Data entries.
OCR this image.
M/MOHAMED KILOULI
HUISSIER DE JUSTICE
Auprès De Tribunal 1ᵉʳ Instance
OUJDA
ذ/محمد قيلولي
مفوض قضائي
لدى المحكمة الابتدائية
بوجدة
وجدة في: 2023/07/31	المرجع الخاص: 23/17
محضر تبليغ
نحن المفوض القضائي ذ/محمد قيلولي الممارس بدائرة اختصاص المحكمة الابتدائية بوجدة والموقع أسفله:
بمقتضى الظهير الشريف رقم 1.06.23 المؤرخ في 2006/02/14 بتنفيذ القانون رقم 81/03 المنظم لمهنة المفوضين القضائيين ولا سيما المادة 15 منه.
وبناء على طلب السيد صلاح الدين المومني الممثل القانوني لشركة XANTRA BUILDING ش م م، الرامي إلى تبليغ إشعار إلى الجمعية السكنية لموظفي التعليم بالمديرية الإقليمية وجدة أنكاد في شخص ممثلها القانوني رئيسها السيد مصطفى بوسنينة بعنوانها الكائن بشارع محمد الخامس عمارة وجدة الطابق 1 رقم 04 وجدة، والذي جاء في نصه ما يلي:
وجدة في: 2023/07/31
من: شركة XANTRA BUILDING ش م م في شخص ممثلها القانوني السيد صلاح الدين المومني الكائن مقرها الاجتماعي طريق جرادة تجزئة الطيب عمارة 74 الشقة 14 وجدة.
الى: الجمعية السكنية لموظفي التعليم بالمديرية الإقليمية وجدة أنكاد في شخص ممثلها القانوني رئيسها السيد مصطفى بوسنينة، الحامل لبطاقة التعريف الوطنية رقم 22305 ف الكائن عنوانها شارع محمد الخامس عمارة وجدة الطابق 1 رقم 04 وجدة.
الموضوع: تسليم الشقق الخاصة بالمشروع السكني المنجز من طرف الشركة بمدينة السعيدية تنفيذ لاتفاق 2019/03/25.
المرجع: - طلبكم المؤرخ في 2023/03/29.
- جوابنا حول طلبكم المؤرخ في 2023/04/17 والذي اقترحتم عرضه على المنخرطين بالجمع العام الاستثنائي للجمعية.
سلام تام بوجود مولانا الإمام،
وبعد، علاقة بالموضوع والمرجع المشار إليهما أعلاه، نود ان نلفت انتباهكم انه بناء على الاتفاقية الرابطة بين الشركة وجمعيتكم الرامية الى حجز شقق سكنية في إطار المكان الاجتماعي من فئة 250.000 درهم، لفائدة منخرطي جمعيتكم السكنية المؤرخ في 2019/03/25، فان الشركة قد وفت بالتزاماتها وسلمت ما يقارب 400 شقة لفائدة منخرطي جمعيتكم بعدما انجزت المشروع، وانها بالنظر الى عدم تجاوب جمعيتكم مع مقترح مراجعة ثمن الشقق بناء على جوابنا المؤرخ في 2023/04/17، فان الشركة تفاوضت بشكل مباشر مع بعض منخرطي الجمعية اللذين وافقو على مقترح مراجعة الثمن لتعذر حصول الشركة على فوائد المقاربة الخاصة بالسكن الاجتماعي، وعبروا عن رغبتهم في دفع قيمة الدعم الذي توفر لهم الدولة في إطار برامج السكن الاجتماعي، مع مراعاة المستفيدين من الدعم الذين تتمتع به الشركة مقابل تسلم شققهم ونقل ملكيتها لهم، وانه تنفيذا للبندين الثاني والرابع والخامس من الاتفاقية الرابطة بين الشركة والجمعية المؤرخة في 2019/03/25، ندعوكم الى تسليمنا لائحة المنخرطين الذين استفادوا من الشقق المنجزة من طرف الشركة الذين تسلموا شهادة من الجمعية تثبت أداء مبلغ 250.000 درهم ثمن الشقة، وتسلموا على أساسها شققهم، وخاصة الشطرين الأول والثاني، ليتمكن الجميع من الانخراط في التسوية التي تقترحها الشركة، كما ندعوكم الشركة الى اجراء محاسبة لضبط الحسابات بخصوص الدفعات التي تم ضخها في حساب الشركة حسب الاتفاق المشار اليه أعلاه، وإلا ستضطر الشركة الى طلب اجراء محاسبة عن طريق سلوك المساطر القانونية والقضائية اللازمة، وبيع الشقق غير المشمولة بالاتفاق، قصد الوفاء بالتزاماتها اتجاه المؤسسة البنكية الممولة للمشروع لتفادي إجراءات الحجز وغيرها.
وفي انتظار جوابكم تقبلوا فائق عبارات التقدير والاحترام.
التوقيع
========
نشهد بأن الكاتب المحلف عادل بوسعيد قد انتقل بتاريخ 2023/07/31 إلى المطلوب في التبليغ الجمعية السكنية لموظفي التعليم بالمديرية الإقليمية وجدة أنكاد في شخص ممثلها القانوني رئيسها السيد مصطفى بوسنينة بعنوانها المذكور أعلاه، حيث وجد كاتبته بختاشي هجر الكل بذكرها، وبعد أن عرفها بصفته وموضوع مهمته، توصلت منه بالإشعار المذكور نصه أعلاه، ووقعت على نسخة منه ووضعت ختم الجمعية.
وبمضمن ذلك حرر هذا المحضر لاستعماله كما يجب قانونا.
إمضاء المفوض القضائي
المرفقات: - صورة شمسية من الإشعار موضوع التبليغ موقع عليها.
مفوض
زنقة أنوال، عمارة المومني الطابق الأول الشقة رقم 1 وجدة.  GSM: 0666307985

Goal.
Write out the full set of records exactly as given.

Final result.
OCR this image.
M/MOHAMED KILOULI
HUISSIER DE JUSTICE
Auprès De Tribunal 1ᵉʳ Instance
OUJDA
ذ/محمد قيلولي
مفوض قضائي
لدى المحكمة الابتدائية
بوجدة
وجدة في: 2023/07/31	المرجع الخاص: 23/17
محضر تبليغ
نحن المفوض القضائي ذ/محمد قيلولي الممارس بدائرة اختصاص المحكمة الابتدائية بوجدة والموقع أسفله:
بمقتضى الظهير الشريف رقم 1.06.23 المؤرخ في 2006/02/14 بتنفيذ القانون رقم 81/03 المنظم لمهنة المفوضين القضائيين ولا سيما المادة 15 منه.
وبناء على طلب السيد صلاح الدين المومني الممثل القانوني لشركة XANTRA BUILDING ش م م، الرامي إلى تبليغ إشعار إلى الجمعية السكنية لموظفي التعليم بالمديرية الإقليمية وجدة أنكاد في شخص ممثلها القانوني رئيسها السيد مصطفى بوسنينة بعنوانها الكائن بشارع محمد الخامس عمارة وجدة الطابق 1 رقم 04 وجدة، والذي جاء في نصه ما يلي:
وجدة في: 2023/07/31
من: شركة XANTRA BUILDING ش م م في شخص ممثلها القانوني السيد صلاح الدين المومني الكائن مقرها الاجتماعي طريق جرادة تجزئة الطيب عمارة 74 الشقة 14 وجدة.
الى: الجمعية السكنية لموظفي التعليم بالمديرية الإقليمية وجدة أنكاد في شخص ممثلها القانوني رئيسها السيد مصطفى بوسنينة، الحامل لبطاقة التعريف الوطنية رقم 22305 ف الكائن عنوانها شارع محمد الخامس عمارة وجدة الطابق 1 رقم 04 وجدة.
الموضوع: تسليم الشقق الخاصة بالمشروع السكني المنجز من طرف الشركة بمدينة السعيدية تنفيذ لاتفاق 2019/03/25.
المرجع: - طلبكم المؤرخ في 2023/03/29.
- جوابنا حول طلبكم المؤرخ في 2023/04/17 والذي اقترحتم عرضه على المنخرطين بالجمع العام الاستثنائي للجمعية.
سلام تام بوجود مولانا الإمام،
وبعد، علاقة بالموضوع والمرجع المشار إليهما أعلاه، نود ان نلفت انتباهكم انه بناء على الاتفاقية الرابطة بين الشركة وجمعيتكم الرامية الى حجز شقق سكنية في إطار المكان الاجتماعي من فئة 250.000 درهم، لفائدة منخرطي جمعيتكم السكنية المؤرخ في 2019/03/25، فان الشركة قد وفت بالتزاماتها وسلمت ما يقارب 400 شقة لفائدة منخرطي جمعيتكم بعدما انجزت المشروع، وانها بالنظر الى عدم تجاوب جمعيتكم مع مقترح مراجعة ثمن الشقق بناء على جوابنا المؤرخ في 2023/04/17، فان الشركة تفاوضت بشكل مباشر مع بعض منخرطي الجمعية اللذين وافقو على مقترح مراجعة الثمن لتعذر حصول الشركة على فوائد المقاربة الخاصة بالسكن الاجتماعي، وعبروا عن رغبتهم في دفع قيمة الدعم الذي توفر لهم الدولة في إطار برامج السكن الاجتماعي، مع مراعاة المستفيدين من الدعم الذين تتمتع به الشركة مقابل تسلم شققهم ونقل ملكيتها لهم، وانه تنفيذا للبندين الثاني والرابع والخامس من الاتفاقية الرابطة بين الشركة والجمعية المؤرخة في 2019/03/25، ندعوكم الى تسليمنا لائحة المنخرطين الذين استفادوا من الشقق المنجزة من طرف الشركة الذين تسلموا شهادة من الجمعية تثبت أداء مبلغ 250.000 درهم ثمن الشقة، وتسلموا على أساسها شققهم، وخاصة الشطرين الأول والثاني، ليتمكن الجميع من الانخراط في التسوية التي تقترحها الشركة، كما ندعوكم الشركة الى اجراء محاسبة لضبط الحسابات بخصوص الدفعات التي تم ضخها في حساب الشركة حسب الاتفاق المشار اليه أعلاه، وإلا ستضطر الشركة الى طلب اجراء محاسبة عن طريق سلوك المساطر القانونية والقضائية اللازمة، وبيع الشقق غير المشمولة بالاتفاق، قصد الوفاء بالتزاماتها اتجاه المؤسسة البنكية الممولة للمشروع لتفادي إجراءات الحجز وغيرها.
وفي انتظار جوابكم تقبلوا فائق عبارات التقدير والاحترام.
التوقيع
========
نشهد بأن الكاتب المحلف عادل بوسعيد قد انتقل بتاريخ 2023/07/31 إلى المطلوب في التبليغ الجمعية السكنية لموظفي التعليم بالمديرية الإقليمية وجدة أنكاد في شخص ممثلها القانوني رئيسها السيد مصطفى بوسنينة بعنوانها المذكور أعلاه، حيث وجد كاتبته بختاشي هجر الكل بذكرها، وبعد أن عرفها بصفته وموضوع مهمته، توصلت منه بالإشعار المذكور نصه أعلاه، ووقعت على نسخة منه ووضعت ختم الجمعية.
وبمضمن ذلك حرر هذا المحضر لاستعماله كما يجب قانونا.
إمضاء المفوض القضائي
المرفقات: - صورة شمسية من الإشعار موضوع التبليغ موقع عليها.
مفوض
زنقة أنوال، عمارة المومني الطابق الأول الشقة رقم 1 وجدة.  GSM: 0666307985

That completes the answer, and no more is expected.